Find the word "subtitle" in the listing; pull out each line holding it.

## Task inputs
╭──

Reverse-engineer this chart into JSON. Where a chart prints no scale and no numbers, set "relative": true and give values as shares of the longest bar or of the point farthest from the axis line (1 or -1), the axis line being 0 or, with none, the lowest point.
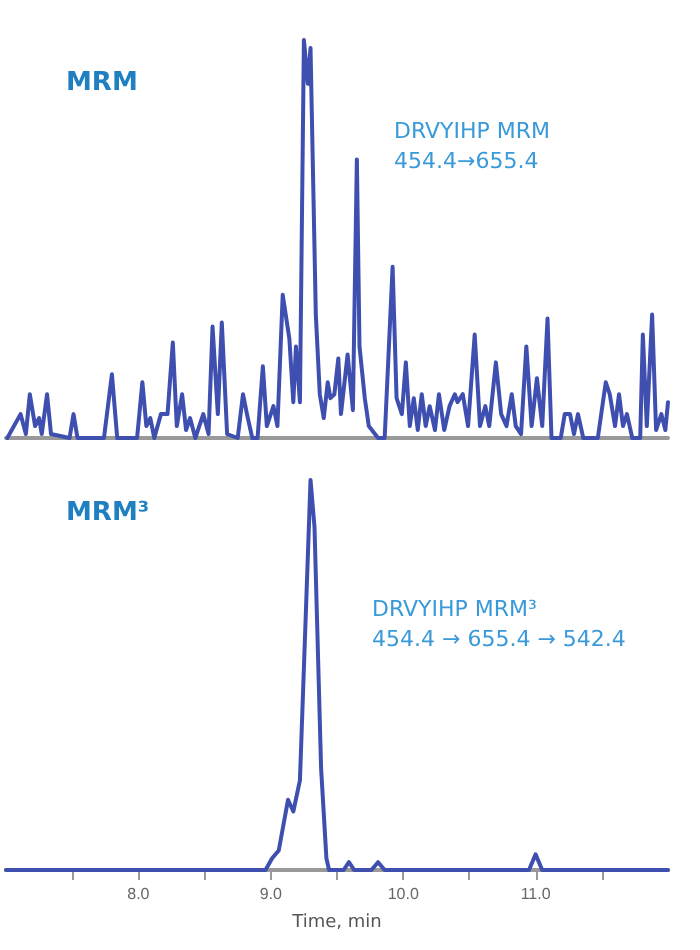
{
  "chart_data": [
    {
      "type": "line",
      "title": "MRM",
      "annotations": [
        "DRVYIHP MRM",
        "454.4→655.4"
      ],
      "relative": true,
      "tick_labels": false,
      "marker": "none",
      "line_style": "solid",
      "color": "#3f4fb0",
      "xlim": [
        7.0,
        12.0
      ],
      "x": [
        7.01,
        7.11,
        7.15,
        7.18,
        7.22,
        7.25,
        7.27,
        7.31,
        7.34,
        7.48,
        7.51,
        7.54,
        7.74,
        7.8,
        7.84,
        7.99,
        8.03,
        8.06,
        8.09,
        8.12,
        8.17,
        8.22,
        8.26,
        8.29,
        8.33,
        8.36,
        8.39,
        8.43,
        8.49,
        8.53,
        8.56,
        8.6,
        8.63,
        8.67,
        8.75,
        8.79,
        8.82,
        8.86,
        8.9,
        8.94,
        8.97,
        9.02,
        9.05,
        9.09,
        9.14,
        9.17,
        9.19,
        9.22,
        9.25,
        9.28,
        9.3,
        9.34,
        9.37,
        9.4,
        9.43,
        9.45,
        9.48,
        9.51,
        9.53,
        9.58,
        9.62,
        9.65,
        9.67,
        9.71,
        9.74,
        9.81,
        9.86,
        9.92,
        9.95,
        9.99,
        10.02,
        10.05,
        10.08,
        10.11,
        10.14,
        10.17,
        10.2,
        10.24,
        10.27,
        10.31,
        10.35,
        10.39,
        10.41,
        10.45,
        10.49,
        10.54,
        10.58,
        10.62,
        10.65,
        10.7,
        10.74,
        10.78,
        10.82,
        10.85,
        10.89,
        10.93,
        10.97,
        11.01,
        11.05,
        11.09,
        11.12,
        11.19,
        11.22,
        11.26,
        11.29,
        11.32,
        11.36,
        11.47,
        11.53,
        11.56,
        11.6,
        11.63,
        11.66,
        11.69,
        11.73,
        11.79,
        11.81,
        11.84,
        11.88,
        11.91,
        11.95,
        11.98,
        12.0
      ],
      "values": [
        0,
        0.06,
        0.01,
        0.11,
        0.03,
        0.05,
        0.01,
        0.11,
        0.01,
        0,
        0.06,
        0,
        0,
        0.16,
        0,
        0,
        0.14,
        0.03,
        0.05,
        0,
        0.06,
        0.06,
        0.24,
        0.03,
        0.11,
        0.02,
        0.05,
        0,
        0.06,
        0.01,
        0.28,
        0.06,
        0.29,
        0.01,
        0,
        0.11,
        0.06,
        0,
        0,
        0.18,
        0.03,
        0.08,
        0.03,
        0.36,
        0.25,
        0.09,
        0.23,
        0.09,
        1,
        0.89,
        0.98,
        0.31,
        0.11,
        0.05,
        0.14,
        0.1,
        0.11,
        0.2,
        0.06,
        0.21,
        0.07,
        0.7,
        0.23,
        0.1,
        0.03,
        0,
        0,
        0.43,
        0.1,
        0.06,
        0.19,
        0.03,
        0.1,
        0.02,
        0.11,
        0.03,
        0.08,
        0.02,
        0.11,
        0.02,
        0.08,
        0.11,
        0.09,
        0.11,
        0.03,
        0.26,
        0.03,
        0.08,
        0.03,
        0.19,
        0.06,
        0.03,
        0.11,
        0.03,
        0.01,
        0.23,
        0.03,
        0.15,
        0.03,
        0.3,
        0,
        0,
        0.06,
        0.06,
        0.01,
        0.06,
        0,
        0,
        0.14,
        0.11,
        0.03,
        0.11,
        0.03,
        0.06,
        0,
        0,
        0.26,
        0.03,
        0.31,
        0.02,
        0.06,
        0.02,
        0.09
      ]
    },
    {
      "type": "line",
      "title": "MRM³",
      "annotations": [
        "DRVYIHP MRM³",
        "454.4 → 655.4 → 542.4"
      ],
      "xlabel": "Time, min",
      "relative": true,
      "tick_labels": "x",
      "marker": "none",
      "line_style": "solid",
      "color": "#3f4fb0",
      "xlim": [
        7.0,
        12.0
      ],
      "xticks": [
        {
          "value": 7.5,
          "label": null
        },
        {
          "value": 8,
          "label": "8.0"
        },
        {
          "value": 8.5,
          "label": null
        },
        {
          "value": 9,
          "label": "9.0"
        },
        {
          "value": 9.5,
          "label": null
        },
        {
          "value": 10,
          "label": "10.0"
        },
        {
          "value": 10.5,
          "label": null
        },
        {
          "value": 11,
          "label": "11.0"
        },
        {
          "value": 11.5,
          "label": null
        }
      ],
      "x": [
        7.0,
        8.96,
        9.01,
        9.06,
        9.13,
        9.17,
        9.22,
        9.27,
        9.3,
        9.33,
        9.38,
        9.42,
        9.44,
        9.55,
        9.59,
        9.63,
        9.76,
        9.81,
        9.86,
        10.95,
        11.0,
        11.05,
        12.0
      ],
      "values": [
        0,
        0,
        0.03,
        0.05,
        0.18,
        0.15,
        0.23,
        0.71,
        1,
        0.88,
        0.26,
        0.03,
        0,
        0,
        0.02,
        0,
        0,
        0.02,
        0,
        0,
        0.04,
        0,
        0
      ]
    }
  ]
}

╰──
╭──

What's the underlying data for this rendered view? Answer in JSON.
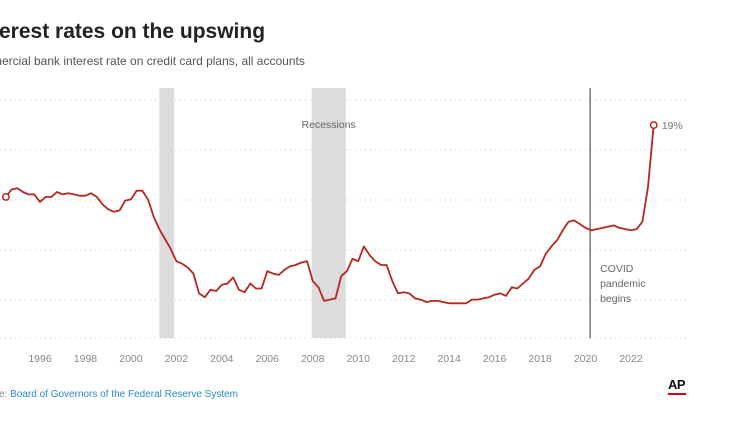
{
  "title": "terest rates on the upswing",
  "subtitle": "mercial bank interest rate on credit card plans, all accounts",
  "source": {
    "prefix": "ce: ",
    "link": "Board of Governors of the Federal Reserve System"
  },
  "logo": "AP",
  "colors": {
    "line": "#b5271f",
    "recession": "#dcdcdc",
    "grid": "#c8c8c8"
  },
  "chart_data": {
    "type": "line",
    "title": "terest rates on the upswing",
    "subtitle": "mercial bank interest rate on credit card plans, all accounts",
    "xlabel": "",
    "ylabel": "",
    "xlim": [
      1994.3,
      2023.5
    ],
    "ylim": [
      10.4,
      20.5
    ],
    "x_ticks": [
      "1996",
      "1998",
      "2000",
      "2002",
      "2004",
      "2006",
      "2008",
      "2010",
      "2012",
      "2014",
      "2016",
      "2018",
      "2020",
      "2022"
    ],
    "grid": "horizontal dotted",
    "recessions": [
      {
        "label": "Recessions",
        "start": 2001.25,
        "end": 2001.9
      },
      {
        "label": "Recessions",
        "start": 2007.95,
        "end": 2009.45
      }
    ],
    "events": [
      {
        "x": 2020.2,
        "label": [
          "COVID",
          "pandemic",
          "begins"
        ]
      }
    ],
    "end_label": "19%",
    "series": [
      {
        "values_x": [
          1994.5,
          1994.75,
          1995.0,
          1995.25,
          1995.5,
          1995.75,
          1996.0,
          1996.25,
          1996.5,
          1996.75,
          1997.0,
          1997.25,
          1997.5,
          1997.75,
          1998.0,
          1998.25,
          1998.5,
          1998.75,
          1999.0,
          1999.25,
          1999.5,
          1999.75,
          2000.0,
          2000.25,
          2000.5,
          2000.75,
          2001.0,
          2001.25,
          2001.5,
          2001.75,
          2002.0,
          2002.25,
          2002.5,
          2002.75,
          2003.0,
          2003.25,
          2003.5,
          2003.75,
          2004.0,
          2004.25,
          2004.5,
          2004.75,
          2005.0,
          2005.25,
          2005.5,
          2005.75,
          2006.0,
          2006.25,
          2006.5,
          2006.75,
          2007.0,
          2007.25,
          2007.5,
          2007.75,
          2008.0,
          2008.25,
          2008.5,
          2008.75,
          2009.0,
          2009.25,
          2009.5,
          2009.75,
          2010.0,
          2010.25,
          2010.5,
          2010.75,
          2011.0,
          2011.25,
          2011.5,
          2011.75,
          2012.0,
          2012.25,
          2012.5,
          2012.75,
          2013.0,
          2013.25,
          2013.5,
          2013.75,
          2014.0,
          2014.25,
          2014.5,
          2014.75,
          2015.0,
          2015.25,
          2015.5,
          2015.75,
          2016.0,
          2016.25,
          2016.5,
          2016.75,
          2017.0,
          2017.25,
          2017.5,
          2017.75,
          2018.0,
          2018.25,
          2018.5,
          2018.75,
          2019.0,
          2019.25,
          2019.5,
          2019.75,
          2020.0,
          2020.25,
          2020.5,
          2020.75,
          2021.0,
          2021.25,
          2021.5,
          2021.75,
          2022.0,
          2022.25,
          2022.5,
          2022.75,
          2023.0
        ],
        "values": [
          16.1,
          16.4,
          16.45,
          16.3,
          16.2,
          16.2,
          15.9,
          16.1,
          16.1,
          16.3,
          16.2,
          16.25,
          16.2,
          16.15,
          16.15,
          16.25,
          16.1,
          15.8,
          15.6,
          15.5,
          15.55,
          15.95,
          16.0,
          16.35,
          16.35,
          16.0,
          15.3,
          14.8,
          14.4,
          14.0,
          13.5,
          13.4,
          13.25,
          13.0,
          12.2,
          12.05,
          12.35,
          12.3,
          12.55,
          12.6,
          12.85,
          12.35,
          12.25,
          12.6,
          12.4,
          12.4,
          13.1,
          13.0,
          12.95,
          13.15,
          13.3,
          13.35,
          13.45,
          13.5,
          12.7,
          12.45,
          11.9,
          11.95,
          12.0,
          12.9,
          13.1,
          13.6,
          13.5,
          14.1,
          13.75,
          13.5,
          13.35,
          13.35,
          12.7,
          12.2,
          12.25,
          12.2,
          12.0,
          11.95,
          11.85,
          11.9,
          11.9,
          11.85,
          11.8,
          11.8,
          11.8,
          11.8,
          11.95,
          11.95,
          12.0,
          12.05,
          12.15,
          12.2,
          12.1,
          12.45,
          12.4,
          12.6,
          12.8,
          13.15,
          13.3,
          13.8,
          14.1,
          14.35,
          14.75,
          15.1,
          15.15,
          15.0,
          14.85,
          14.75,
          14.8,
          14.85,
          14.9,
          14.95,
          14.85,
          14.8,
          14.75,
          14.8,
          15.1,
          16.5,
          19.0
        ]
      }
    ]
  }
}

╰──

## The solution
  "subtitle": "mercial bank interest rate on credit card plans, all accounts",
    "subtitle": "mercial bank interest rate on credit card plans, all accounts",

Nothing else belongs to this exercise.